● THE PROBLEM: Return the data exactly, with all pictures removed.

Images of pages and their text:

☆ ☆ ☆

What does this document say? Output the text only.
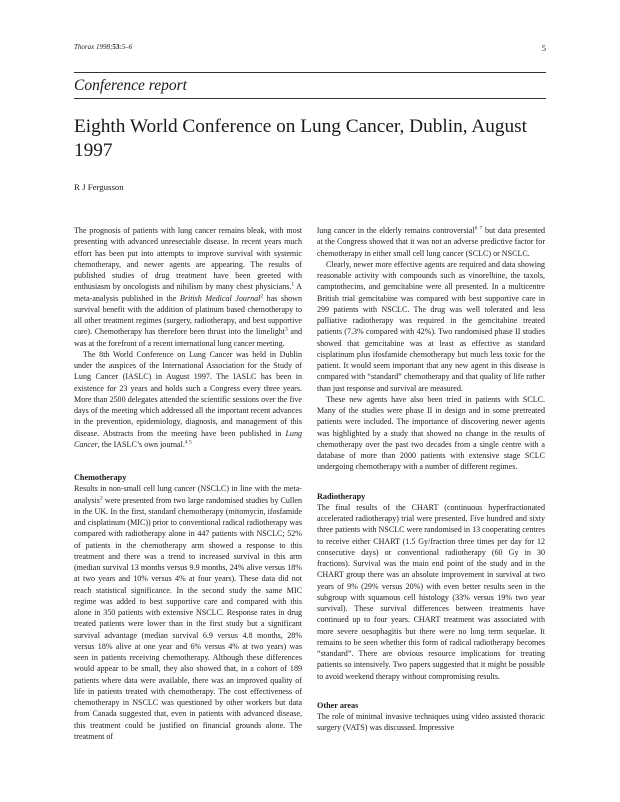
Thorax 1998;53:5–6	5
Conference report
Eighth World Conference on Lung Cancer, Dublin, August 1997
R J Fergusson

The prognosis of patients with lung cancer remains bleak, with most presenting with advanced unresectable disease. In recent years much effort has been put into attempts to improve survival with systemic chemotherapy, and newer agents are appearing. The results of published studies of drug treatment have been greeted with enthusiasm by oncologists and nihilism by many chest physicians.$^1$ A meta-analysis published in the British Medical Journal$^2$ has shown survival benefit with the addition of platinum based chemotherapy to all other treatment regimes (surgery, radiotherapy, and best supportive care). Chemotherapy has therefore been thrust into the limelight$^3$ and was at the forefront of a recent international lung cancer meeting.

The 8th World Conference on Lung Cancer was held in Dublin under the auspices of the International Association for the Study of Lung Cancer (IASLC) in August 1997. The IASLC has been in existence for 23 years and holds such a Congress every three years. More than 2500 delegates attended the scientific sessions over the five days of the meeting which addressed all the important recent advances in the prevention, epidemiology, diagnosis, and management of this disease. Abstracts from the meeting have been published in Lung Cancer, the IASLC’s own journal.$^{4 5}$

Chemotherapy

Results in non-small cell lung cancer (NSCLC) in line with the meta-analysis$^2$ were presented from two large randomised studies by Cullen in the UK. In the first, standard chemotherapy (mitomycin, ifosfamide and cisplatinum (MIC)) prior to conventional radical radiotherapy was compared with radiotherapy alone in 447 patients with NSCLC; 52% of patients in the chemotherapy arm showed a response to this treatment and there was a trend to increased survival in this arm (median survival 13 months versus 9.9 months, 24% alive versus 18% at two years and 10% versus 4% at four years). These data did not reach statistical significance. In the second study the same MIC regime was added to best supportive care and compared with this alone in 350 patients with extensive NSCLC. Response rates in drug treated patients were lower than in the first study but a significant survival advantage (median survival 6.9 versus 4.8 months, 28% versus 18% alive at one year and 6% versus 4% at two years) was seen in patients receiving chemotherapy. Although these differences would appear to be small, they also showed that, in a cohort of 189 patients where data were available, there was an improved quality of life in patients treated with chemotherapy. The cost effectiveness of chemotherapy in NSCLC was questioned by other workers but data from Canada suggested that, even in patients with advanced disease, this treatment could be justified on financial grounds alone. The treatment of

lung cancer in the elderly remains controversial$^{6 7}$ but data presented at the Congress showed that it was not an adverse predictive factor for chemotherapy in either small cell lung cancer (SCLC) or NSCLC.

Clearly, newer more effective agents are required and data showing reasonable activity with compounds such as vinorelbine, the taxols, camptothecins, and gemcitabine were all presented. In a multicentre British trial gemcitabine was compared with best supportive care in 299 patients with NSCLC. The drug was well tolerated and less palliative radiotherapy was required in the gemcitabine treated patients (7.3% compared with 42%). Two randomised phase II studies showed that gemcitabine was at least as effective as standard cisplatinum plus ifosfamide chemotherapy but much less toxic for the patient. It would seem important that any new agent in this disease is compared with “standard” chemotherapy and that quality of life rather than just response and survival are measured.

These new agents have also been tried in patients with SCLC. Many of the studies were phase II in design and in some pretreated patients were included. The importance of discovering newer agents was highlighted by a study that showed no change in the results of chemotherapy over the past two decades from a single centre with a database of more than 2000 patients with extensive stage SCLC undergoing chemotherapy with a number of different regimes.

Radiotherapy

The final results of the CHART (continuous hyperfractionated accelerated radiotherapy) trial were presented. Five hundred and sixty three patients with NSCLC were randomised in 13 cooperating centres to receive either CHART (1.5 Gy/fraction three times per day for 12 consecutive days) or conventional radiotherapy (60 Gy in 30 fractions). Survival was the main end point of the study and in the CHART group there was an absolute improvement in survival at two years of 9% (29% versus 20%) with even better results seen in the subgroup with squamous cell histology (33% versus 19% two year survival). These survival differences between treatments have continued up to four years. CHART treatment was associated with more severe oesophagitis but there were no long term sequelae. It remains to be seen whether this form of radical radiotherapy becomes “standard”. There are obvious resource implications for treating patients so intensively. Two papers suggested that it might be possible to avoid weekend therapy without compromising results.

Other areas

The role of minimal invasive techniques using video assisted thoracic surgery (VATS) was discussed. Impressive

☆ ☆ ☆

● EXERCISE SOLUTION:
What does this document say? Output the text only.
Thorax 1998;53:5–6	5
Conference report
Eighth World Conference on Lung Cancer, Dublin, August 1997
R J Fergusson

The prognosis of patients with lung cancer remains bleak, with most presenting with advanced unresectable disease. In recent years much effort has been put into attempts to improve survival with systemic chemotherapy, and newer agents are appearing. The results of published studies of drug treatment have been greeted with enthusiasm by oncologists and nihilism by many chest physicians.$^1$ A meta-analysis published in the British Medical Journal$^2$ has shown survival benefit with the addition of platinum based chemotherapy to all other treatment regimes (surgery, radiotherapy, and best supportive care). Chemotherapy has therefore been thrust into the limelight$^3$ and was at the forefront of a recent international lung cancer meeting.

The 8th World Conference on Lung Cancer was held in Dublin under the auspices of the International Association for the Study of Lung Cancer (IASLC) in August 1997. The IASLC has been in existence for 23 years and holds such a Congress every three years. More than 2500 delegates attended the scientific sessions over the five days of the meeting which addressed all the important recent advances in the prevention, epidemiology, diagnosis, and management of this disease. Abstracts from the meeting have been published in Lung Cancer, the IASLC’s own journal.$^{4 5}$

Chemotherapy

Results in non-small cell lung cancer (NSCLC) in line with the meta-analysis$^2$ were presented from two large randomised studies by Cullen in the UK. In the first, standard chemotherapy (mitomycin, ifosfamide and cisplatinum (MIC)) prior to conventional radical radiotherapy was compared with radiotherapy alone in 447 patients with NSCLC; 52% of patients in the chemotherapy arm showed a response to this treatment and there was a trend to increased survival in this arm (median survival 13 months versus 9.9 months, 24% alive versus 18% at two years and 10% versus 4% at four years). These data did not reach statistical significance. In the second study the same MIC regime was added to best supportive care and compared with this alone in 350 patients with extensive NSCLC. Response rates in drug treated patients were lower than in the first study but a significant survival advantage (median survival 6.9 versus 4.8 months, 28% versus 18% alive at one year and 6% versus 4% at two years) was seen in patients receiving chemotherapy. Although these differences would appear to be small, they also showed that, in a cohort of 189 patients where data were available, there was an improved quality of life in patients treated with chemotherapy. The cost effectiveness of chemotherapy in NSCLC was questioned by other workers but data from Canada suggested that, even in patients with advanced disease, this treatment could be justified on financial grounds alone. The treatment of

lung cancer in the elderly remains controversial$^{6 7}$ but data presented at the Congress showed that it was not an adverse predictive factor for chemotherapy in either small cell lung cancer (SCLC) or NSCLC.

Clearly, newer more effective agents are required and data showing reasonable activity with compounds such as vinorelbine, the taxols, camptothecins, and gemcitabine were all presented. In a multicentre British trial gemcitabine was compared with best supportive care in 299 patients with NSCLC. The drug was well tolerated and less palliative radiotherapy was required in the gemcitabine treated patients (7.3% compared with 42%). Two randomised phase II studies showed that gemcitabine was at least as effective as standard cisplatinum plus ifosfamide chemotherapy but much less toxic for the patient. It would seem important that any new agent in this disease is compared with “standard” chemotherapy and that quality of life rather than just response and survival are measured.

These new agents have also been tried in patients with SCLC. Many of the studies were phase II in design and in some pretreated patients were included. The importance of discovering newer agents was highlighted by a study that showed no change in the results of chemotherapy over the past two decades from a single centre with a database of more than 2000 patients with extensive stage SCLC undergoing chemotherapy with a number of different regimes.

Radiotherapy

The final results of the CHART (continuous hyperfractionated accelerated radiotherapy) trial were presented. Five hundred and sixty three patients with NSCLC were randomised in 13 cooperating centres to receive either CHART (1.5 Gy/fraction three times per day for 12 consecutive days) or conventional radiotherapy (60 Gy in 30 fractions). Survival was the main end point of the study and in the CHART group there was an absolute improvement in survival at two years of 9% (29% versus 20%) with even better results seen in the subgroup with squamous cell histology (33% versus 19% two year survival). These survival differences between treatments have continued up to four years. CHART treatment was associated with more severe oesophagitis but there were no long term sequelae. It remains to be seen whether this form of radical radiotherapy becomes “standard”. There are obvious resource implications for treating patients so intensively. Two papers suggested that it might be possible to avoid weekend therapy without compromising results.

Other areas

The role of minimal invasive techniques using video assisted thoracic surgery (VATS) was discussed. Impressive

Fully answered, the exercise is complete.